_DATASET RECORDS_:
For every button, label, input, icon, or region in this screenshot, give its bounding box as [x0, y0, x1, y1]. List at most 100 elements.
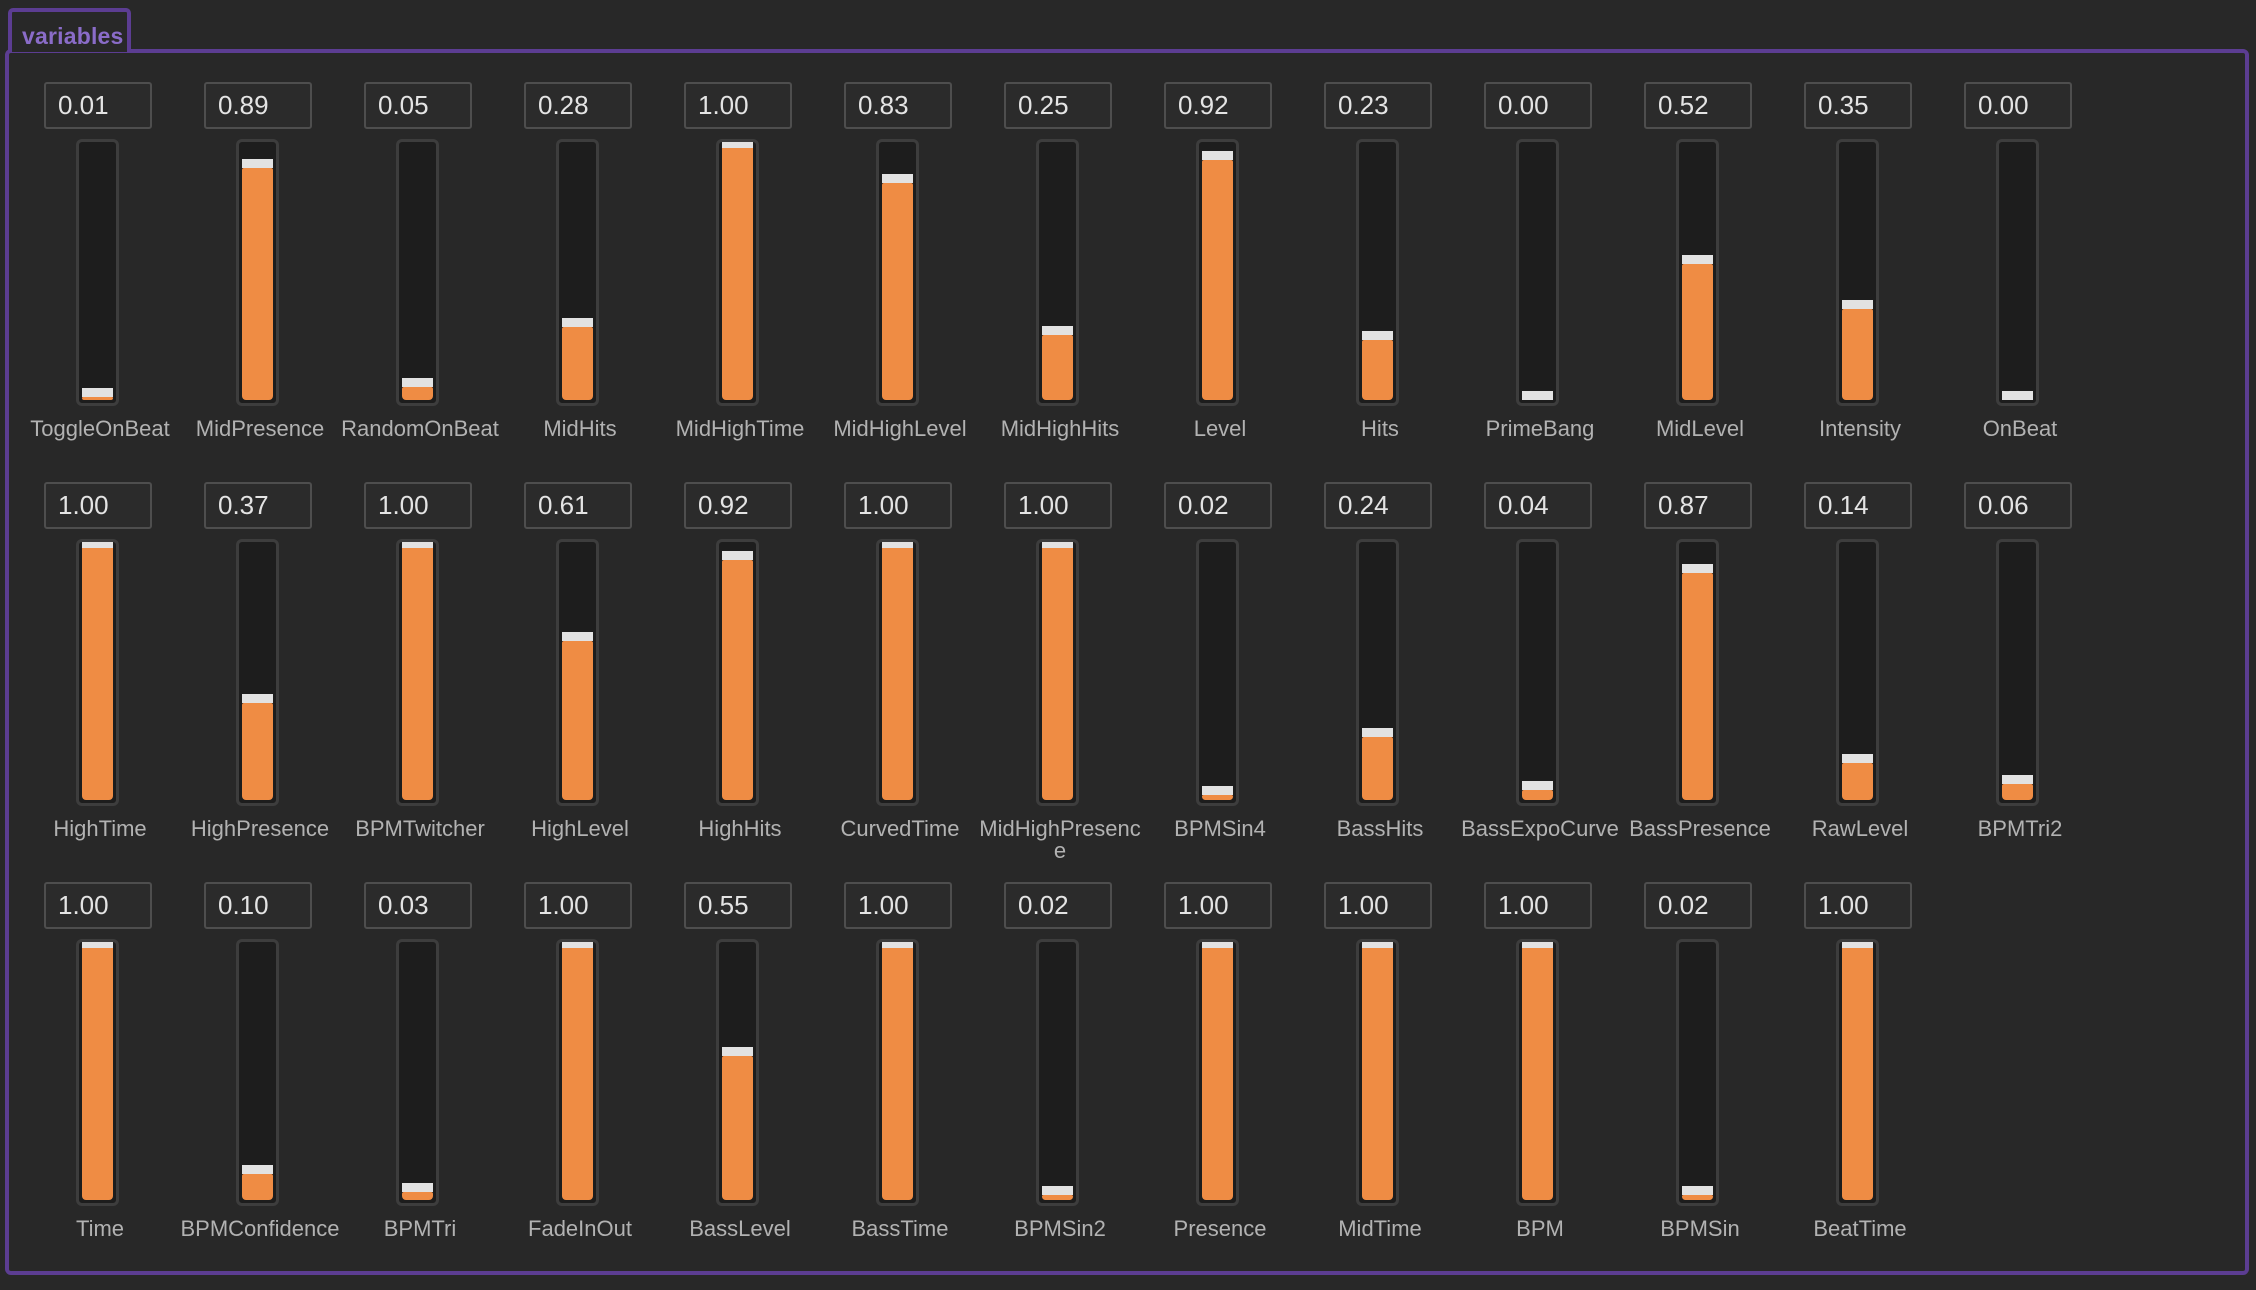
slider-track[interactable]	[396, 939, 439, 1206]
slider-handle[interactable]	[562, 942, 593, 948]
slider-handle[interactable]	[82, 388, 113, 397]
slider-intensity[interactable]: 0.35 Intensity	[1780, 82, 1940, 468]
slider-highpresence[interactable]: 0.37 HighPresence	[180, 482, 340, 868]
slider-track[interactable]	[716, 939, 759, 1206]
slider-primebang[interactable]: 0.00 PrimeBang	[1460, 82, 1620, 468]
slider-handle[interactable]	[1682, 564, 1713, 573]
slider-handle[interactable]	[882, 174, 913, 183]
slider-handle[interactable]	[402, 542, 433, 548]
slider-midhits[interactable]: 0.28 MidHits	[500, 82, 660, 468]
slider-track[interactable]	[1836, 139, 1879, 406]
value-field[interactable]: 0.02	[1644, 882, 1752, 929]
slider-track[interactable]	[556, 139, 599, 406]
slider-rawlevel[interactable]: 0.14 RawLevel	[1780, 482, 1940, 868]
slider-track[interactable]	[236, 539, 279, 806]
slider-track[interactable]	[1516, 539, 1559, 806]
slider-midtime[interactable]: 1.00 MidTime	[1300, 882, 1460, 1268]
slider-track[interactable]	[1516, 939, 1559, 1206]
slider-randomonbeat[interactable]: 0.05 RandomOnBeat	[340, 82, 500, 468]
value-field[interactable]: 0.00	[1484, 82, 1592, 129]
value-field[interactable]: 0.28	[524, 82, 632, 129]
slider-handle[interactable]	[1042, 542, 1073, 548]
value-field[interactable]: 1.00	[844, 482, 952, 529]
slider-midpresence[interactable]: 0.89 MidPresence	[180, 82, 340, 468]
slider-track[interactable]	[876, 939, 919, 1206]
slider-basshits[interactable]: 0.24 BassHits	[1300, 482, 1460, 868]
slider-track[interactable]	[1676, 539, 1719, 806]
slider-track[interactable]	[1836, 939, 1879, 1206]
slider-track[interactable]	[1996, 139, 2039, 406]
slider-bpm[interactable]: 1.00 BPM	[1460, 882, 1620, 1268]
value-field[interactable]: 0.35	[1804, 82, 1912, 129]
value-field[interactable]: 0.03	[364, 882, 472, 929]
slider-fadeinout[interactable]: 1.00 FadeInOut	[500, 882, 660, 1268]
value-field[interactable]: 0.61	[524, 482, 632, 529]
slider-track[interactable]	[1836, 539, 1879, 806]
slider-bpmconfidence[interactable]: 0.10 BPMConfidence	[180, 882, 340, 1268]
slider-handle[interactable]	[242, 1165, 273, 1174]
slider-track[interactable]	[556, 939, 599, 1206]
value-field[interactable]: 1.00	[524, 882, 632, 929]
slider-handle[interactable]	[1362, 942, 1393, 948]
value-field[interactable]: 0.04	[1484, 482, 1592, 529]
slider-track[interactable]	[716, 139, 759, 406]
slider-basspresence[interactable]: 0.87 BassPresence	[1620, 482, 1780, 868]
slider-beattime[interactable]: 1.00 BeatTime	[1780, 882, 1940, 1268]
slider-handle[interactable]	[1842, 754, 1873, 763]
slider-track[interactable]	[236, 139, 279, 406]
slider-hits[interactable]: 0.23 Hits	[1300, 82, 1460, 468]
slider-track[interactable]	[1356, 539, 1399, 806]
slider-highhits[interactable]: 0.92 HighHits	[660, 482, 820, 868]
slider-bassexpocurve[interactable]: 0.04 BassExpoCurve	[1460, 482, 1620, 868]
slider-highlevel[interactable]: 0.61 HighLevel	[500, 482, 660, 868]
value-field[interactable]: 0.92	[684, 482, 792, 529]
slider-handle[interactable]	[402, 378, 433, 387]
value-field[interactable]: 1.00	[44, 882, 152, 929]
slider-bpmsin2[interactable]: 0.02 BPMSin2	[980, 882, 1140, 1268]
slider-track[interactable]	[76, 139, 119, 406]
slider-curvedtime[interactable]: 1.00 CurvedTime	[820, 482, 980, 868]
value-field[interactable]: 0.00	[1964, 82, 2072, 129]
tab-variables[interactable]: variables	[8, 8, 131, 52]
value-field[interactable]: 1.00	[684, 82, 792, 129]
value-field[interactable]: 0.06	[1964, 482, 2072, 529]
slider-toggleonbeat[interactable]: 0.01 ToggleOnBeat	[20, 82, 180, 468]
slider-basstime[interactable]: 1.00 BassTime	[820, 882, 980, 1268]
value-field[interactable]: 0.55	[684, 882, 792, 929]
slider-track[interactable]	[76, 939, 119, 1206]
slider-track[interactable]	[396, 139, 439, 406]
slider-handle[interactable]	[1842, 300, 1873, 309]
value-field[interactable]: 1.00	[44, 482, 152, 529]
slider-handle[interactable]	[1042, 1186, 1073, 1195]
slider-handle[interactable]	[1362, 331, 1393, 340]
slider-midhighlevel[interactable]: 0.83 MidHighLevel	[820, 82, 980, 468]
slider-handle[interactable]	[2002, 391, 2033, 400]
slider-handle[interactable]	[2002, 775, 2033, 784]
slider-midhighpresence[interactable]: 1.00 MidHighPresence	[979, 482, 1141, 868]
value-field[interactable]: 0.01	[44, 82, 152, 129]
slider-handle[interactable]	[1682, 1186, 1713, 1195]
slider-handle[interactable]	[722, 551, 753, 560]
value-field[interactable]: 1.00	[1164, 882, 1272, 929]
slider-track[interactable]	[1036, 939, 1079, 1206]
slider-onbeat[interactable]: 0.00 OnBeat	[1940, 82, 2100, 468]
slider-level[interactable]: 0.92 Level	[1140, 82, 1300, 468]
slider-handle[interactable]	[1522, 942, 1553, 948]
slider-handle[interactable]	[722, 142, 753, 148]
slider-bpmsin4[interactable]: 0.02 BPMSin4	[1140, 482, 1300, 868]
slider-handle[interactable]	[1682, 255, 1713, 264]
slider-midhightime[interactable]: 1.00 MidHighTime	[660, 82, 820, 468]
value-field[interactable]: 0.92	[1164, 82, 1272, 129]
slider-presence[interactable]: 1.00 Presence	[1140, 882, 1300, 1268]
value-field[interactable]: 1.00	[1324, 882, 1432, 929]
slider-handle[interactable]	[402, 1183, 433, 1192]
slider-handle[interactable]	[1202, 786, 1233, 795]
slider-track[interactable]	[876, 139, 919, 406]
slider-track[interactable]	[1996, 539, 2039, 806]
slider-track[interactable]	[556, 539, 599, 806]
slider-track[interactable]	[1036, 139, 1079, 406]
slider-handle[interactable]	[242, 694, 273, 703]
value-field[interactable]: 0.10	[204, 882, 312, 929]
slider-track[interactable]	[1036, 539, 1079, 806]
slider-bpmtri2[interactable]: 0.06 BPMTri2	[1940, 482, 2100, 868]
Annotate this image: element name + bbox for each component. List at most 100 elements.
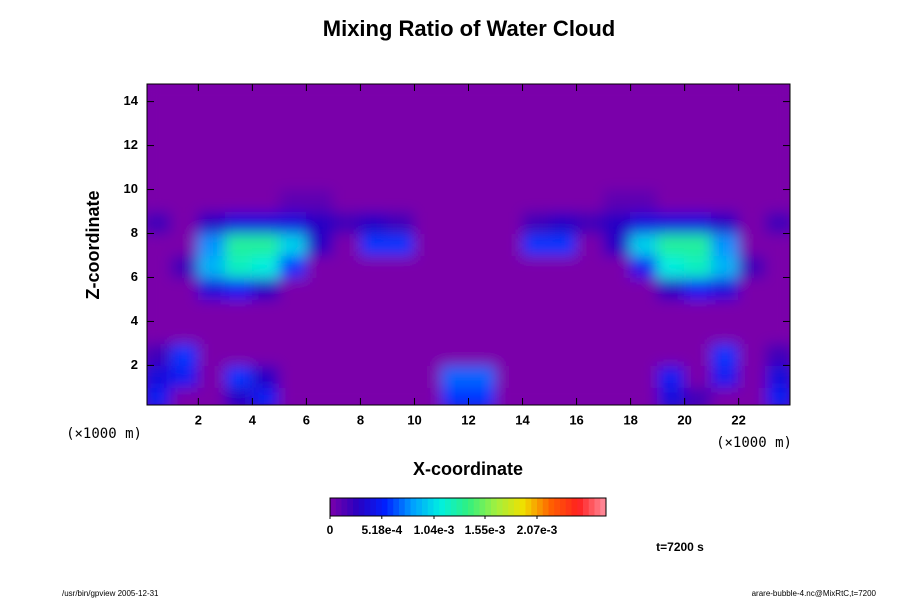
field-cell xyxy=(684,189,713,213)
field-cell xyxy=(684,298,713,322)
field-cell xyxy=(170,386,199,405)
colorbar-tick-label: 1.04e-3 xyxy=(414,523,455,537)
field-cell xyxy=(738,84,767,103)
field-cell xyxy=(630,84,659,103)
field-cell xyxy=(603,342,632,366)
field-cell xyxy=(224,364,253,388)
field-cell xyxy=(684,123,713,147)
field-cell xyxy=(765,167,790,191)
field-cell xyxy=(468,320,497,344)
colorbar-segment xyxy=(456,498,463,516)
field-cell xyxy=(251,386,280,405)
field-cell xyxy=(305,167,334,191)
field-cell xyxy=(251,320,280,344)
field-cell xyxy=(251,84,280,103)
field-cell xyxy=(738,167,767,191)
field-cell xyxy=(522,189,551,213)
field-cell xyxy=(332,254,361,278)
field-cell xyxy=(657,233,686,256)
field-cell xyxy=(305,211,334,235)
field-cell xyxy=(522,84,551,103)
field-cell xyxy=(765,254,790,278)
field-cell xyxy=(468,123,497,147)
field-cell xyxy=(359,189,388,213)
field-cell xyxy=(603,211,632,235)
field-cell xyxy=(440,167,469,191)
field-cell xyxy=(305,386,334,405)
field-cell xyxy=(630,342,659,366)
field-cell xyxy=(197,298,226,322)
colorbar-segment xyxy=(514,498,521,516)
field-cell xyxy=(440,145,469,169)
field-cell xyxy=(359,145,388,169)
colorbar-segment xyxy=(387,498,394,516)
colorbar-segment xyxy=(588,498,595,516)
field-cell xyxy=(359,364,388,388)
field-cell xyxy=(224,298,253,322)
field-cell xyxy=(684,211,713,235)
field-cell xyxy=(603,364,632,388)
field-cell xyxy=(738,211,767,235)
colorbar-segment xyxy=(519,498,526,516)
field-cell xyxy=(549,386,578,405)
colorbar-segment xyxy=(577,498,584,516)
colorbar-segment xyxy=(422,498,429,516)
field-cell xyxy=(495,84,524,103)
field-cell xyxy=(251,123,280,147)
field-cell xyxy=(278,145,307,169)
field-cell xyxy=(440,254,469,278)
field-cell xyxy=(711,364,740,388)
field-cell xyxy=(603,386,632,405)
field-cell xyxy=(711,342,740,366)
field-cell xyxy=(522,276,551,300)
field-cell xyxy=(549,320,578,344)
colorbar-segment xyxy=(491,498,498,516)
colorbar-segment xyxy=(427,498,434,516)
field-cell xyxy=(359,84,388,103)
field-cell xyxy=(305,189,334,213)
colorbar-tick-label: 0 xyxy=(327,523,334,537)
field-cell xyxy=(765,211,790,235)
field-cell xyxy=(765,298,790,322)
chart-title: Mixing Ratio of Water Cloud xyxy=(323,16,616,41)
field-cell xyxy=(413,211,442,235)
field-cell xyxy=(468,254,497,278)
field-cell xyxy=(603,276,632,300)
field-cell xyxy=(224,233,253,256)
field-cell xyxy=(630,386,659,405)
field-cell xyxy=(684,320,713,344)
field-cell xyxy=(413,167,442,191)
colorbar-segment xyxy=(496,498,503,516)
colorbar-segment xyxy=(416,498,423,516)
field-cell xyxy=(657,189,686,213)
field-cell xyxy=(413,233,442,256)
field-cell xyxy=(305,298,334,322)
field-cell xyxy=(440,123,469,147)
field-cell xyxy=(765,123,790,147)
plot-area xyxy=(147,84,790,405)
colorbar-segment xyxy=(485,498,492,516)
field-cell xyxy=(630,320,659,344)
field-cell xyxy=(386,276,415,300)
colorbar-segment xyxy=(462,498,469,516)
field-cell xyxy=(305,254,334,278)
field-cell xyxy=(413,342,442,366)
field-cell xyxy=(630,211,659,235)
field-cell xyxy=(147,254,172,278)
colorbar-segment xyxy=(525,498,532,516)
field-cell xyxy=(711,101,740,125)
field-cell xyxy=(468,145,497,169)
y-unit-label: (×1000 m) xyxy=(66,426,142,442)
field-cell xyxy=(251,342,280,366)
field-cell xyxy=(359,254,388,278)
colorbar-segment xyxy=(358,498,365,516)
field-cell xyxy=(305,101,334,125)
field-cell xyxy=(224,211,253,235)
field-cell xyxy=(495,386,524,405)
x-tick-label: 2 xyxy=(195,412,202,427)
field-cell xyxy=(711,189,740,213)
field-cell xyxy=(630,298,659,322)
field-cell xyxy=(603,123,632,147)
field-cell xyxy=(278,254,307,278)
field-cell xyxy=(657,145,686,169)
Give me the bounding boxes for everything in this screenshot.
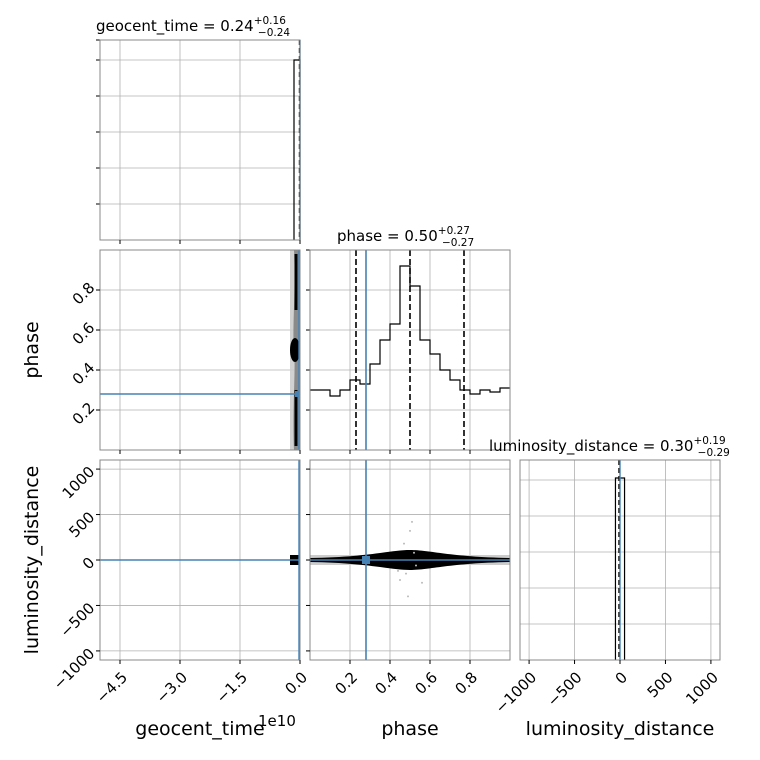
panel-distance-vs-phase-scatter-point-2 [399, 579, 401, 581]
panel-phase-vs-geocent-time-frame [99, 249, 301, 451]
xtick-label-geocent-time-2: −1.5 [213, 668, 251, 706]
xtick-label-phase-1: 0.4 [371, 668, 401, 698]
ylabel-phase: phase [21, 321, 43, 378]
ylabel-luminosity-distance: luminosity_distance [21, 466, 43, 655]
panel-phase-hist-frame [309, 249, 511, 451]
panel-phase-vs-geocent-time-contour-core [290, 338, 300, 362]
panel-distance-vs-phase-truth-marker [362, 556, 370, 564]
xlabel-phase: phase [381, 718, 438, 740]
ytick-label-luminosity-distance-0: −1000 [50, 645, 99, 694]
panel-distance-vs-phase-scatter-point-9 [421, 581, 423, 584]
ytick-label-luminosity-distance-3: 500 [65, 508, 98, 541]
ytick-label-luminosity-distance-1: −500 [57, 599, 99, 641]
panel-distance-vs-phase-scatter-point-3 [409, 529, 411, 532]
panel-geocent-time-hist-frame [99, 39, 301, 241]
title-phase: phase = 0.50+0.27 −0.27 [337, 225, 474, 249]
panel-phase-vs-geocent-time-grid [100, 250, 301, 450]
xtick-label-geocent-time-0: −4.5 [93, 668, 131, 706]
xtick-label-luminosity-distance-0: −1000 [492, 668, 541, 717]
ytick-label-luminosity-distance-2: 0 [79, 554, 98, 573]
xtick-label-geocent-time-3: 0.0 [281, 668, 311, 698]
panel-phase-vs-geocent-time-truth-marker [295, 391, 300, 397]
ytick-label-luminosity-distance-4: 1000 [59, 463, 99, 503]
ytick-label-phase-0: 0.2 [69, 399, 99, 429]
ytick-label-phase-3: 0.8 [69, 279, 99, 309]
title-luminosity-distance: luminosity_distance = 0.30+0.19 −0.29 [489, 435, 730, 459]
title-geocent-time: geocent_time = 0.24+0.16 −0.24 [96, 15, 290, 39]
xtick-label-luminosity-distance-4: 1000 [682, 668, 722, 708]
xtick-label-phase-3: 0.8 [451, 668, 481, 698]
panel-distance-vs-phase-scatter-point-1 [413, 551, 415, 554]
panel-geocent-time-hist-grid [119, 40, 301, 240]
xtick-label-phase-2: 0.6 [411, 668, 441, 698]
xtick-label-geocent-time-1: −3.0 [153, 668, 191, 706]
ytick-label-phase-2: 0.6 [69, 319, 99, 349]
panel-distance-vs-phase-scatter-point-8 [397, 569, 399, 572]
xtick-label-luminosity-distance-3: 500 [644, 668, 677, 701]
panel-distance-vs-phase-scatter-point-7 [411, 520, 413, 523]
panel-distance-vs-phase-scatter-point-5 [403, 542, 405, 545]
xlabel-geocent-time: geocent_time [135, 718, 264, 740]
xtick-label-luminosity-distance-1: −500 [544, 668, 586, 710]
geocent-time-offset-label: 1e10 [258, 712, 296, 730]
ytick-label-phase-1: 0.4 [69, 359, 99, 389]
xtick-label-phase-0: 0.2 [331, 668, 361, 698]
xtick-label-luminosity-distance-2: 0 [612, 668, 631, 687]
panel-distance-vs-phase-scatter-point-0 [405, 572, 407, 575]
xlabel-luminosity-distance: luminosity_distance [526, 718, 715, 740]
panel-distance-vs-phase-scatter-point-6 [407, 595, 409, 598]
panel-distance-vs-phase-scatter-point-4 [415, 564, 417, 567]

_WHAT YOU SHOULD DO_: Write out the items from the line that contains "939, 439, 1206]" through the line that contains "82, 660, 468]", reproducing each line verbatim.

_FULL ANSWER_:
slider-track[interactable]	[396, 939, 439, 1206]
slider-handle[interactable]	[562, 942, 593, 948]
slider-handle[interactable]	[82, 388, 113, 397]
slider-intensity[interactable]: 0.35 Intensity	[1780, 82, 1940, 468]
slider-highpresence[interactable]: 0.37 HighPresence	[180, 482, 340, 868]
slider-track[interactable]	[716, 939, 759, 1206]
slider-primebang[interactable]: 0.00 PrimeBang	[1460, 82, 1620, 468]
slider-handle[interactable]	[1682, 564, 1713, 573]
slider-handle[interactable]	[882, 174, 913, 183]
slider-handle[interactable]	[402, 542, 433, 548]
slider-midhits[interactable]: 0.28 MidHits	[500, 82, 660, 468]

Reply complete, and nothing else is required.